Element and region data:
──────────────────────────────

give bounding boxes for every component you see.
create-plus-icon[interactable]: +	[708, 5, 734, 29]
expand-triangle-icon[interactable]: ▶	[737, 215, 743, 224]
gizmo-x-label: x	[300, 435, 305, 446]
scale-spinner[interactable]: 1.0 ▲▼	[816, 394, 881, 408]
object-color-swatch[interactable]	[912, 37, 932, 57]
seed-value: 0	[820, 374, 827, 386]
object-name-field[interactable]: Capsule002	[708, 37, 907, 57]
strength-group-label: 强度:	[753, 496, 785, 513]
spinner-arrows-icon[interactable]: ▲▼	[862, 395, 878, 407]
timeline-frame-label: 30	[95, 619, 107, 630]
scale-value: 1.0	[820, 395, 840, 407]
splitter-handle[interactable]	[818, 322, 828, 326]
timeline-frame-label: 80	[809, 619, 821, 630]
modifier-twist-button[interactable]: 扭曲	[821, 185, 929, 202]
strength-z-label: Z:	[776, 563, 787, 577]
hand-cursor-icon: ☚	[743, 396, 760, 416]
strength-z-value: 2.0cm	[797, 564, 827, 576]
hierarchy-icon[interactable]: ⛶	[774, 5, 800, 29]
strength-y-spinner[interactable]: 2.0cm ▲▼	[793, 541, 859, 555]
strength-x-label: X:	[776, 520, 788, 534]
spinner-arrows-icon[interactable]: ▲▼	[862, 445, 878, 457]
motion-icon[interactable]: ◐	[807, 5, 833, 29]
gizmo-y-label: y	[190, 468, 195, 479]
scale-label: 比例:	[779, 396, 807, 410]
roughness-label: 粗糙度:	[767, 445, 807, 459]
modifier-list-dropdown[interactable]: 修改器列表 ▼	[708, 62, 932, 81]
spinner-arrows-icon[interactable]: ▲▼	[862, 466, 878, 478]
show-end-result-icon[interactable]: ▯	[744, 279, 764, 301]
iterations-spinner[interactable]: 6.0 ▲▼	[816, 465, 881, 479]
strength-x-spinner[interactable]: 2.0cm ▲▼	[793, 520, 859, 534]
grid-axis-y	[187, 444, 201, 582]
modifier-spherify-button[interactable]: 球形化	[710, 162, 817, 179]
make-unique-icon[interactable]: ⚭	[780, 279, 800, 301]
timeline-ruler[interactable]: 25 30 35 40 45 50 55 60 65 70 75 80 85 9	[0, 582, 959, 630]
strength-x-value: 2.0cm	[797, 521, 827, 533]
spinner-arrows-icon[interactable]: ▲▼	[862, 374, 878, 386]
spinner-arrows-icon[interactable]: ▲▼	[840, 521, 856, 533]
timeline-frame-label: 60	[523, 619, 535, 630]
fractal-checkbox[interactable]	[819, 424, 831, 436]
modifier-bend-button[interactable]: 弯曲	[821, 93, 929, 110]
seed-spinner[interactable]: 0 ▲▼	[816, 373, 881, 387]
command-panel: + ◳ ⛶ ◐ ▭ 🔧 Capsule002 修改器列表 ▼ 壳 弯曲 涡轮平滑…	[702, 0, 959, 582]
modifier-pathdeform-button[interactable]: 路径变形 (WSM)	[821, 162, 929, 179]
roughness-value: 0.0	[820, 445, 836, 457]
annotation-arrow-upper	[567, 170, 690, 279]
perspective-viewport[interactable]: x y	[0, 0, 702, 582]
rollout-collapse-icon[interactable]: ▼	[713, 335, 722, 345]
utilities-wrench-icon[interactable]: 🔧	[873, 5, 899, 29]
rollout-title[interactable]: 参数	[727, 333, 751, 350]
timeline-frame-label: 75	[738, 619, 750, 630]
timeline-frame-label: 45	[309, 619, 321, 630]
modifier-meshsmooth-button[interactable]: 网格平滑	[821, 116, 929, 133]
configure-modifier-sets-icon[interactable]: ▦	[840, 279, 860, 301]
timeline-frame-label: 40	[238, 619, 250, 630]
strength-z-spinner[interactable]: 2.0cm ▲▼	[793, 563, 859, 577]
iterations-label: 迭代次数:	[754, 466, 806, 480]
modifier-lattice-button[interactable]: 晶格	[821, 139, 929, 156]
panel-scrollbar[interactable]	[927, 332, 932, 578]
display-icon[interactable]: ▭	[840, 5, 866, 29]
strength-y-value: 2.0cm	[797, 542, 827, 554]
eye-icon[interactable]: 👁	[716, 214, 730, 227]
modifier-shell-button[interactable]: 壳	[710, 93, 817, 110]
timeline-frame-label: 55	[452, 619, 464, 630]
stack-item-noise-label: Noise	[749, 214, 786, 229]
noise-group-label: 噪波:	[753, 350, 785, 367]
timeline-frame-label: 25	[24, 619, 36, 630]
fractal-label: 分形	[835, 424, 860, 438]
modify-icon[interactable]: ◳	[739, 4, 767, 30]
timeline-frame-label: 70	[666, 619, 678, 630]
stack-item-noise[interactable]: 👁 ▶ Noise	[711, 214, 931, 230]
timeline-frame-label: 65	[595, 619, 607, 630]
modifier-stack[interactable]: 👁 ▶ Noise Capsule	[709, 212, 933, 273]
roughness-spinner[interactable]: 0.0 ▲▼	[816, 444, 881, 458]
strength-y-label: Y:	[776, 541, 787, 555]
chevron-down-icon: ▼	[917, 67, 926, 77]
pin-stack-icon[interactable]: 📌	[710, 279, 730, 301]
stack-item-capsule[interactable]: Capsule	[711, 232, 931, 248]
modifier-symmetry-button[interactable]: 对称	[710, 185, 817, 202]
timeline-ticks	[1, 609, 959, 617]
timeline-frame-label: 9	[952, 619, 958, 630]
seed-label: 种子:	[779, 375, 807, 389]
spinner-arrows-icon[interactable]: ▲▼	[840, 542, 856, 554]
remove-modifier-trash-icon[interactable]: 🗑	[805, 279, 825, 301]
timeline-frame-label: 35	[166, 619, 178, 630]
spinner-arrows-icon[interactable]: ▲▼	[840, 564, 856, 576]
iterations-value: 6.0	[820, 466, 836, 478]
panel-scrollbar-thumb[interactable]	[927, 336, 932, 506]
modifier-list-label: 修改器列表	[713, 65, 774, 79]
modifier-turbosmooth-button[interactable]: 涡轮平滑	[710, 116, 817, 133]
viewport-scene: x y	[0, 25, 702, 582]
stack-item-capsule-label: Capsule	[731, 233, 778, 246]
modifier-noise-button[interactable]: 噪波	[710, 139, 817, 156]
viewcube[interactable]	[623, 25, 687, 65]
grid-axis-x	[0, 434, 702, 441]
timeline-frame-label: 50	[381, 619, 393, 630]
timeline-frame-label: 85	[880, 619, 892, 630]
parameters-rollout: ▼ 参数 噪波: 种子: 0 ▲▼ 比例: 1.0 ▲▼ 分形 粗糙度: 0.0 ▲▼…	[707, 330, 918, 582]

──────────────────────────────

What is being asked: Rewrite the records above, changing every "spinner-arrows-icon" to "spinner-stepper-icon" and leaving all else the same.

Exercise answer:
give bounding boxes for every component you see.
create-plus-icon[interactable]: +	[708, 5, 734, 29]
expand-triangle-icon[interactable]: ▶	[737, 215, 743, 224]
gizmo-x-label: x	[300, 435, 305, 446]
scale-spinner[interactable]: 1.0 ▲▼	[816, 394, 881, 408]
object-color-swatch[interactable]	[912, 37, 932, 57]
seed-value: 0	[820, 374, 827, 386]
object-name-field[interactable]: Capsule002	[708, 37, 907, 57]
strength-group-label: 强度:	[753, 496, 785, 513]
spinner-stepper-icon[interactable]: ▲▼	[862, 395, 878, 407]
timeline-frame-label: 30	[95, 619, 107, 630]
scale-value: 1.0	[820, 395, 840, 407]
splitter-handle[interactable]	[818, 322, 828, 326]
timeline-frame-label: 80	[809, 619, 821, 630]
modifier-twist-button[interactable]: 扭曲	[821, 185, 929, 202]
strength-z-label: Z:	[776, 563, 787, 577]
hand-cursor-icon: ☚	[743, 396, 760, 416]
strength-z-value: 2.0cm	[797, 564, 827, 576]
hierarchy-icon[interactable]: ⛶	[774, 5, 800, 29]
strength-y-spinner[interactable]: 2.0cm ▲▼	[793, 541, 859, 555]
strength-x-label: X:	[776, 520, 788, 534]
spinner-stepper-icon[interactable]: ▲▼	[862, 445, 878, 457]
motion-icon[interactable]: ◐	[807, 5, 833, 29]
gizmo-y-label: y	[190, 468, 195, 479]
scale-label: 比例:	[779, 396, 807, 410]
roughness-label: 粗糙度:	[767, 445, 807, 459]
modifier-list-dropdown[interactable]: 修改器列表 ▼	[708, 62, 932, 81]
spinner-stepper-icon[interactable]: ▲▼	[862, 466, 878, 478]
show-end-result-icon[interactable]: ▯	[744, 279, 764, 301]
iterations-spinner[interactable]: 6.0 ▲▼	[816, 465, 881, 479]
strength-x-spinner[interactable]: 2.0cm ▲▼	[793, 520, 859, 534]
grid-axis-y	[187, 444, 201, 582]
modifier-spherify-button[interactable]: 球形化	[710, 162, 817, 179]
make-unique-icon[interactable]: ⚭	[780, 279, 800, 301]
timeline-ruler[interactable]: 25 30 35 40 45 50 55 60 65 70 75 80 85 9	[0, 582, 959, 630]
strength-x-value: 2.0cm	[797, 521, 827, 533]
spinner-stepper-icon[interactable]: ▲▼	[862, 374, 878, 386]
spinner-stepper-icon[interactable]: ▲▼	[840, 521, 856, 533]
timeline-frame-label: 60	[523, 619, 535, 630]
fractal-checkbox[interactable]	[819, 424, 831, 436]
modifier-bend-button[interactable]: 弯曲	[821, 93, 929, 110]
seed-spinner[interactable]: 0 ▲▼	[816, 373, 881, 387]
command-panel: + ◳ ⛶ ◐ ▭ 🔧 Capsule002 修改器列表 ▼ 壳 弯曲 涡轮平滑…	[702, 0, 959, 582]
modifier-pathdeform-button[interactable]: 路径变形 (WSM)	[821, 162, 929, 179]
roughness-value: 0.0	[820, 445, 836, 457]
annotation-arrow-upper	[567, 170, 690, 279]
perspective-viewport[interactable]: x y	[0, 0, 702, 582]
rollout-collapse-icon[interactable]: ▼	[713, 335, 722, 345]
utilities-wrench-icon[interactable]: 🔧	[873, 5, 899, 29]
rollout-title[interactable]: 参数	[727, 333, 751, 350]
timeline-frame-label: 75	[738, 619, 750, 630]
timeline-frame-label: 45	[309, 619, 321, 630]
modifier-meshsmooth-button[interactable]: 网格平滑	[821, 116, 929, 133]
configure-modifier-sets-icon[interactable]: ▦	[840, 279, 860, 301]
timeline-frame-label: 40	[238, 619, 250, 630]
strength-z-spinner[interactable]: 2.0cm ▲▼	[793, 563, 859, 577]
iterations-label: 迭代次数:	[754, 466, 806, 480]
modifier-lattice-button[interactable]: 晶格	[821, 139, 929, 156]
panel-scrollbar[interactable]	[927, 332, 932, 578]
display-icon[interactable]: ▭	[840, 5, 866, 29]
strength-y-value: 2.0cm	[797, 542, 827, 554]
eye-icon[interactable]: 👁	[716, 214, 730, 227]
modifier-shell-button[interactable]: 壳	[710, 93, 817, 110]
timeline-frame-label: 55	[452, 619, 464, 630]
stack-item-noise-label: Noise	[749, 214, 786, 229]
noise-group-label: 噪波:	[753, 350, 785, 367]
timeline-frame-label: 25	[24, 619, 36, 630]
fractal-label: 分形	[835, 424, 860, 438]
modify-icon[interactable]: ◳	[739, 4, 767, 30]
timeline-frame-label: 70	[666, 619, 678, 630]
stack-item-noise[interactable]: 👁 ▶ Noise	[711, 214, 931, 230]
timeline-frame-label: 65	[595, 619, 607, 630]
modifier-stack[interactable]: 👁 ▶ Noise Capsule	[709, 212, 933, 273]
roughness-spinner[interactable]: 0.0 ▲▼	[816, 444, 881, 458]
strength-y-label: Y:	[776, 541, 787, 555]
chevron-down-icon: ▼	[917, 67, 926, 77]
pin-stack-icon[interactable]: 📌	[710, 279, 730, 301]
stack-item-capsule[interactable]: Capsule	[711, 232, 931, 248]
modifier-symmetry-button[interactable]: 对称	[710, 185, 817, 202]
timeline-ticks	[1, 609, 959, 617]
timeline-frame-label: 9	[952, 619, 958, 630]
seed-label: 种子:	[779, 375, 807, 389]
spinner-stepper-icon[interactable]: ▲▼	[840, 542, 856, 554]
remove-modifier-trash-icon[interactable]: 🗑	[805, 279, 825, 301]
timeline-frame-label: 35	[166, 619, 178, 630]
spinner-stepper-icon[interactable]: ▲▼	[840, 564, 856, 576]
iterations-value: 6.0	[820, 466, 836, 478]
panel-scrollbar-thumb[interactable]	[927, 336, 932, 506]
modifier-list-label: 修改器列表	[713, 65, 774, 79]
modifier-turbosmooth-button[interactable]: 涡轮平滑	[710, 116, 817, 133]
viewport-scene: x y	[0, 25, 702, 582]
stack-item-capsule-label: Capsule	[731, 233, 778, 246]
modifier-noise-button[interactable]: 噪波	[710, 139, 817, 156]
viewcube[interactable]	[623, 25, 687, 65]
grid-axis-x	[0, 434, 702, 441]
timeline-frame-label: 50	[381, 619, 393, 630]
timeline-frame-label: 85	[880, 619, 892, 630]
parameters-rollout: ▼ 参数 噪波: 种子: 0 ▲▼ 比例: 1.0 ▲▼ 分形 粗糙度: 0.0 ▲▼…	[707, 330, 918, 582]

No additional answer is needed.